### What this task involves
From the records below, give the number of lines that contain the string "Total", without any other text.

### Recorded data
------------------------------------------------
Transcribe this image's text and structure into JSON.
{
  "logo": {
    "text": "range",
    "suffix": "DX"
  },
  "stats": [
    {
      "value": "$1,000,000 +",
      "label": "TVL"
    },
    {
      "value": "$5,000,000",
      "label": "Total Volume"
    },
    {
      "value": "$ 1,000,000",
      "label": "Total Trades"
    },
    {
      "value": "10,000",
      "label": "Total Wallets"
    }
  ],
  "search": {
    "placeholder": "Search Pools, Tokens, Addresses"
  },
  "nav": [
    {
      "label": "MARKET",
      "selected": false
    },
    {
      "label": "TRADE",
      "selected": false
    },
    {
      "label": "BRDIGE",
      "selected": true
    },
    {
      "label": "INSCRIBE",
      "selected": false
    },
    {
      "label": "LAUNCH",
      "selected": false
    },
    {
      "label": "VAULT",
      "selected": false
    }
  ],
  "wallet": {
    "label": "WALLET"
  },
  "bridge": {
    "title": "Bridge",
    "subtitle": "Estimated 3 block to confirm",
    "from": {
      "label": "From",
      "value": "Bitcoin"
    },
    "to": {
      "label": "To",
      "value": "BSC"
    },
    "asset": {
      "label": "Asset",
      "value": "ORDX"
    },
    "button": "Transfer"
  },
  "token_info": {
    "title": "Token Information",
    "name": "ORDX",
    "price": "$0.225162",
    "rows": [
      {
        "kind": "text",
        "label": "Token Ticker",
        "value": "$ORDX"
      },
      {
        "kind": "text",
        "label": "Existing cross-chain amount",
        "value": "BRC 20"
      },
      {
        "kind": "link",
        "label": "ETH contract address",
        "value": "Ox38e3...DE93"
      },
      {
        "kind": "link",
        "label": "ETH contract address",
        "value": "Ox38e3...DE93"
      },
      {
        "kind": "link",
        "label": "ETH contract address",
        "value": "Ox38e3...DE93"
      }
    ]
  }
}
------------------------------------------------
### Task solution
3